## Request:
Every record must be written out once more, with nothing added or omitted.

— START Data for this exercise —

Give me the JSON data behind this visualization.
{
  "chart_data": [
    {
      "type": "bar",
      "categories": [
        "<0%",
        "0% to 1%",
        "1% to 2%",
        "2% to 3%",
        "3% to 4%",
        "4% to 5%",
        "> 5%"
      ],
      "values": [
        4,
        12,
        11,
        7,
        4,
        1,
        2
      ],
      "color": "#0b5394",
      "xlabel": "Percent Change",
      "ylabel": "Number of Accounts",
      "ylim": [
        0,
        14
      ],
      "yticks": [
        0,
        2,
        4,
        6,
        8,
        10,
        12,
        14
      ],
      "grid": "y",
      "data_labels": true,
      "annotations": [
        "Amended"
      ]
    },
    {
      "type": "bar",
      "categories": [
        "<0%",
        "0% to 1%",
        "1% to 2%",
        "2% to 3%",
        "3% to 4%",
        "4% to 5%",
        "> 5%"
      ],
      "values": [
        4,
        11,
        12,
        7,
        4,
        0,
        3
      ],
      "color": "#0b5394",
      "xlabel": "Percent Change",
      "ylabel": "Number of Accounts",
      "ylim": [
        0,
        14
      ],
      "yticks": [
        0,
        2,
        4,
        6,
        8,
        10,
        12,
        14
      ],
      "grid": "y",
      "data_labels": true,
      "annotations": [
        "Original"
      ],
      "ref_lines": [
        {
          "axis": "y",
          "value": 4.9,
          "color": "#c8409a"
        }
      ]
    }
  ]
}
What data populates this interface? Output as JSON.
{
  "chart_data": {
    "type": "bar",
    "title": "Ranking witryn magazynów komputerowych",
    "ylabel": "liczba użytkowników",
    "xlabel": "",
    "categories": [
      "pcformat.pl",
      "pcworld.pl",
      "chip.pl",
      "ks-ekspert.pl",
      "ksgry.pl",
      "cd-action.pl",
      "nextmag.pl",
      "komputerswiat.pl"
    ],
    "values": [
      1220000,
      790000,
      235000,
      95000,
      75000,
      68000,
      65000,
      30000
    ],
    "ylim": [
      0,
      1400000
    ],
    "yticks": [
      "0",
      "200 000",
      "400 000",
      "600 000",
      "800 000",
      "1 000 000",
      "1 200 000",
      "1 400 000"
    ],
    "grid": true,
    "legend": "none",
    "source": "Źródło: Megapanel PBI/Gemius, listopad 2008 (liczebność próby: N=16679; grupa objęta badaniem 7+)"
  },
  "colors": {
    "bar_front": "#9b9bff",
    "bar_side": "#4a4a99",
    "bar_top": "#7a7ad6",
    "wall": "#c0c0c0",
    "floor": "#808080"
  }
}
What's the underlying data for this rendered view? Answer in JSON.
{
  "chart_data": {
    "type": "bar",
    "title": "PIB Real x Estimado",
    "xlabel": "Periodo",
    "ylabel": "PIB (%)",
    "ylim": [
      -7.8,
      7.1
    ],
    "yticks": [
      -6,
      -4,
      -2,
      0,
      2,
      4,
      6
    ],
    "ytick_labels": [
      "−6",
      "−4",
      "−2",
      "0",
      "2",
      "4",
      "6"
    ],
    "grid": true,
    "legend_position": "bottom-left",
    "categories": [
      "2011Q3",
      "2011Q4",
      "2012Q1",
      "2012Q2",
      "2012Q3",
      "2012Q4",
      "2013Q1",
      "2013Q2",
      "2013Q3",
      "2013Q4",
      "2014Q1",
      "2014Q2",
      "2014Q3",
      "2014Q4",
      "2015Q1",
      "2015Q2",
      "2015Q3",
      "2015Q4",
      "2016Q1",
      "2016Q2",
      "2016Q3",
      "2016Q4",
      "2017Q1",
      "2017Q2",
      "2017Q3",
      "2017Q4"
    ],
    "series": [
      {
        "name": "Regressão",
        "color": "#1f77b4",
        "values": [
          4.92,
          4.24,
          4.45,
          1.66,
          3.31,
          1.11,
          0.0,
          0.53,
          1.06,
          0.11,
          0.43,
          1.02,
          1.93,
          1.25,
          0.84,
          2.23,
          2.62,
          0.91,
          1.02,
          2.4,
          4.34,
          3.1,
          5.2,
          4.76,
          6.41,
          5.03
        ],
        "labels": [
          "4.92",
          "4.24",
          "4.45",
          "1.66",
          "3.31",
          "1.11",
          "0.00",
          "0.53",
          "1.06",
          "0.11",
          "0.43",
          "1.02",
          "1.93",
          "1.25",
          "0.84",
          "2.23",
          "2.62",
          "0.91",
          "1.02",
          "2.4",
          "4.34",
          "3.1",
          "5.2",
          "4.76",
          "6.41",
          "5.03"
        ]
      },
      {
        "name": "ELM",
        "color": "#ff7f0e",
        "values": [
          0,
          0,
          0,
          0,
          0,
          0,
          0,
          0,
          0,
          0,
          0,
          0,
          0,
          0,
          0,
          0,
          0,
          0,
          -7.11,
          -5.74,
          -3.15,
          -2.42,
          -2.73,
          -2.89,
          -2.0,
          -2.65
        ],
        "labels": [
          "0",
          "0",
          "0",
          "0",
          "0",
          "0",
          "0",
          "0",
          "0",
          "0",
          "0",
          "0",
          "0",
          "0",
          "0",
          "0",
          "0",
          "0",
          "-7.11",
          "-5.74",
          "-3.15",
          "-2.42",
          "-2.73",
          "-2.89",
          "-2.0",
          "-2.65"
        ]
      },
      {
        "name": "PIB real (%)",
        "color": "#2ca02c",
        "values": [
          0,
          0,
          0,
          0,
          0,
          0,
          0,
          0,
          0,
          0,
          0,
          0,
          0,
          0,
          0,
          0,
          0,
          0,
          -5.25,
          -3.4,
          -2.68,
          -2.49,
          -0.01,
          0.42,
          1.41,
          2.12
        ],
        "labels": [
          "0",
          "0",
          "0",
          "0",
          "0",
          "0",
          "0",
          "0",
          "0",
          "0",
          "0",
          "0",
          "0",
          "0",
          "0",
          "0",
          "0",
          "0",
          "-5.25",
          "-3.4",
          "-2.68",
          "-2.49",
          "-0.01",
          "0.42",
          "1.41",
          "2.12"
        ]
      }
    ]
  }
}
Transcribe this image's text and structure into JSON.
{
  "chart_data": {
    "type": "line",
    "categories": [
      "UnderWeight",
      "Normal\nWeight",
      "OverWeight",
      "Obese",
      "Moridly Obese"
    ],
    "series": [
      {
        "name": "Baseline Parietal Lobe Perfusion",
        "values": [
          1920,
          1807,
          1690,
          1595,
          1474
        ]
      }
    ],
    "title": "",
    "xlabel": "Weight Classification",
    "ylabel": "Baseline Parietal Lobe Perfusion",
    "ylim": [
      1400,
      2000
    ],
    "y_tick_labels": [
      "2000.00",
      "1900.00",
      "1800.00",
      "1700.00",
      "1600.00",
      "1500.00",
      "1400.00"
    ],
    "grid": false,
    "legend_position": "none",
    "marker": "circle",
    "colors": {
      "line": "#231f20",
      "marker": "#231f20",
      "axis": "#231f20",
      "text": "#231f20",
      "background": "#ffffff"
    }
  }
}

— END Data for this exercise —

## The reply:
Give me the JSON data behind this visualization.
{
  "chart_data": [
    {
      "type": "bar",
      "categories": [
        "<0%",
        "0% to 1%",
        "1% to 2%",
        "2% to 3%",
        "3% to 4%",
        "4% to 5%",
        "> 5%"
      ],
      "values": [
        4,
        12,
        11,
        7,
        4,
        1,
        2
      ],
      "color": "#0b5394",
      "xlabel": "Percent Change",
      "ylabel": "Number of Accounts",
      "ylim": [
        0,
        14
      ],
      "yticks": [
        0,
        2,
        4,
        6,
        8,
        10,
        12,
        14
      ],
      "grid": "y",
      "data_labels": true,
      "annotations": [
        "Amended"
      ]
    },
    {
      "type": "bar",
      "categories": [
        "<0%",
        "0% to 1%",
        "1% to 2%",
        "2% to 3%",
        "3% to 4%",
        "4% to 5%",
        "> 5%"
      ],
      "values": [
        4,
        11,
        12,
        7,
        4,
        0,
        3
      ],
      "color": "#0b5394",
      "xlabel": "Percent Change",
      "ylabel": "Number of Accounts",
      "ylim": [
        0,
        14
      ],
      "yticks": [
        0,
        2,
        4,
        6,
        8,
        10,
        12,
        14
      ],
      "grid": "y",
      "data_labels": true,
      "annotations": [
        "Original"
      ],
      "ref_lines": [
        {
          "axis": "y",
          "value": 4.9,
          "color": "#c8409a"
        }
      ]
    }
  ]
}
What data populates this interface? Output as JSON.
{
  "chart_data": {
    "type": "bar",
    "title": "Ranking witryn magazynów komputerowych",
    "ylabel": "liczba użytkowników",
    "xlabel": "",
    "categories": [
      "pcformat.pl",
      "pcworld.pl",
      "chip.pl",
      "ks-ekspert.pl",
      "ksgry.pl",
      "cd-action.pl",
      "nextmag.pl",
      "komputerswiat.pl"
    ],
    "values": [
      1220000,
      790000,
      235000,
      95000,
      75000,
      68000,
      65000,
      30000
    ],
    "ylim": [
      0,
      1400000
    ],
    "yticks": [
      "0",
      "200 000",
      "400 000",
      "600 000",
      "800 000",
      "1 000 000",
      "1 200 000",
      "1 400 000"
    ],
    "grid": true,
    "legend": "none",
    "source": "Źródło: Megapanel PBI/Gemius, listopad 2008 (liczebność próby: N=16679; grupa objęta badaniem 7+)"
  },
  "colors": {
    "bar_front": "#9b9bff",
    "bar_side": "#4a4a99",
    "bar_top": "#7a7ad6",
    "wall": "#c0c0c0",
    "floor": "#808080"
  }
}
What's the underlying data for this rendered view? Answer in JSON.
{
  "chart_data": {
    "type": "bar",
    "title": "PIB Real x Estimado",
    "xlabel": "Periodo",
    "ylabel": "PIB (%)",
    "ylim": [
      -7.8,
      7.1
    ],
    "yticks": [
      -6,
      -4,
      -2,
      0,
      2,
      4,
      6
    ],
    "ytick_labels": [
      "−6",
      "−4",
      "−2",
      "0",
      "2",
      "4",
      "6"
    ],
    "grid": true,
    "legend_position": "bottom-left",
    "categories": [
      "2011Q3",
      "2011Q4",
      "2012Q1",
      "2012Q2",
      "2012Q3",
      "2012Q4",
      "2013Q1",
      "2013Q2",
      "2013Q3",
      "2013Q4",
      "2014Q1",
      "2014Q2",
      "2014Q3",
      "2014Q4",
      "2015Q1",
      "2015Q2",
      "2015Q3",
      "2015Q4",
      "2016Q1",
      "2016Q2",
      "2016Q3",
      "2016Q4",
      "2017Q1",
      "2017Q2",
      "2017Q3",
      "2017Q4"
    ],
    "series": [
      {
        "name": "Regressão",
        "color": "#1f77b4",
        "values": [
          4.92,
          4.24,
          4.45,
          1.66,
          3.31,
          1.11,
          0.0,
          0.53,
          1.06,
          0.11,
          0.43,
          1.02,
          1.93,
          1.25,
          0.84,
          2.23,
          2.62,
          0.91,
          1.02,
          2.4,
          4.34,
          3.1,
          5.2,
          4.76,
          6.41,
          5.03
        ],
        "labels": [
          "4.92",
          "4.24",
          "4.45",
          "1.66",
          "3.31",
          "1.11",
          "0.00",
          "0.53",
          "1.06",
          "0.11",
          "0.43",
          "1.02",
          "1.93",
          "1.25",
          "0.84",
          "2.23",
          "2.62",
          "0.91",
          "1.02",
          "2.4",
          "4.34",
          "3.1",
          "5.2",
          "4.76",
          "6.41",
          "5.03"
        ]
      },
      {
        "name": "ELM",
        "color": "#ff7f0e",
        "values": [
          0,
          0,
          0,
          0,
          0,
          0,
          0,
          0,
          0,
          0,
          0,
          0,
          0,
          0,
          0,
          0,
          0,
          0,
          -7.11,
          -5.74,
          -3.15,
          -2.42,
          -2.73,
          -2.89,
          -2.0,
          -2.65
        ],
        "labels": [
          "0",
          "0",
          "0",
          "0",
          "0",
          "0",
          "0",
          "0",
          "0",
          "0",
          "0",
          "0",
          "0",
          "0",
          "0",
          "0",
          "0",
          "0",
          "-7.11",
          "-5.74",
          "-3.15",
          "-2.42",
          "-2.73",
          "-2.89",
          "-2.0",
          "-2.65"
        ]
      },
      {
        "name": "PIB real (%)",
        "color": "#2ca02c",
        "values": [
          0,
          0,
          0,
          0,
          0,
          0,
          0,
          0,
          0,
          0,
          0,
          0,
          0,
          0,
          0,
          0,
          0,
          0,
          -5.25,
          -3.4,
          -2.68,
          -2.49,
          -0.01,
          0.42,
          1.41,
          2.12
        ],
        "labels": [
          "0",
          "0",
          "0",
          "0",
          "0",
          "0",
          "0",
          "0",
          "0",
          "0",
          "0",
          "0",
          "0",
          "0",
          "0",
          "0",
          "0",
          "0",
          "-5.25",
          "-3.4",
          "-2.68",
          "-2.49",
          "-0.01",
          "0.42",
          "1.41",
          "2.12"
        ]
      }
    ]
  }
}
Transcribe this image's text and structure into JSON.
{
  "chart_data": {
    "type": "line",
    "categories": [
      "UnderWeight",
      "Normal\nWeight",
      "OverWeight",
      "Obese",
      "Moridly Obese"
    ],
    "series": [
      {
        "name": "Baseline Parietal Lobe Perfusion",
        "values": [
          1920,
          1807,
          1690,
          1595,
          1474
        ]
      }
    ],
    "title": "",
    "xlabel": "Weight Classification",
    "ylabel": "Baseline Parietal Lobe Perfusion",
    "ylim": [
      1400,
      2000
    ],
    "y_tick_labels": [
      "2000.00",
      "1900.00",
      "1800.00",
      "1700.00",
      "1600.00",
      "1500.00",
      "1400.00"
    ],
    "grid": false,
    "legend_position": "none",
    "marker": "circle",
    "colors": {
      "line": "#231f20",
      "marker": "#231f20",
      "axis": "#231f20",
      "text": "#231f20",
      "background": "#ffffff"
    }
  }
}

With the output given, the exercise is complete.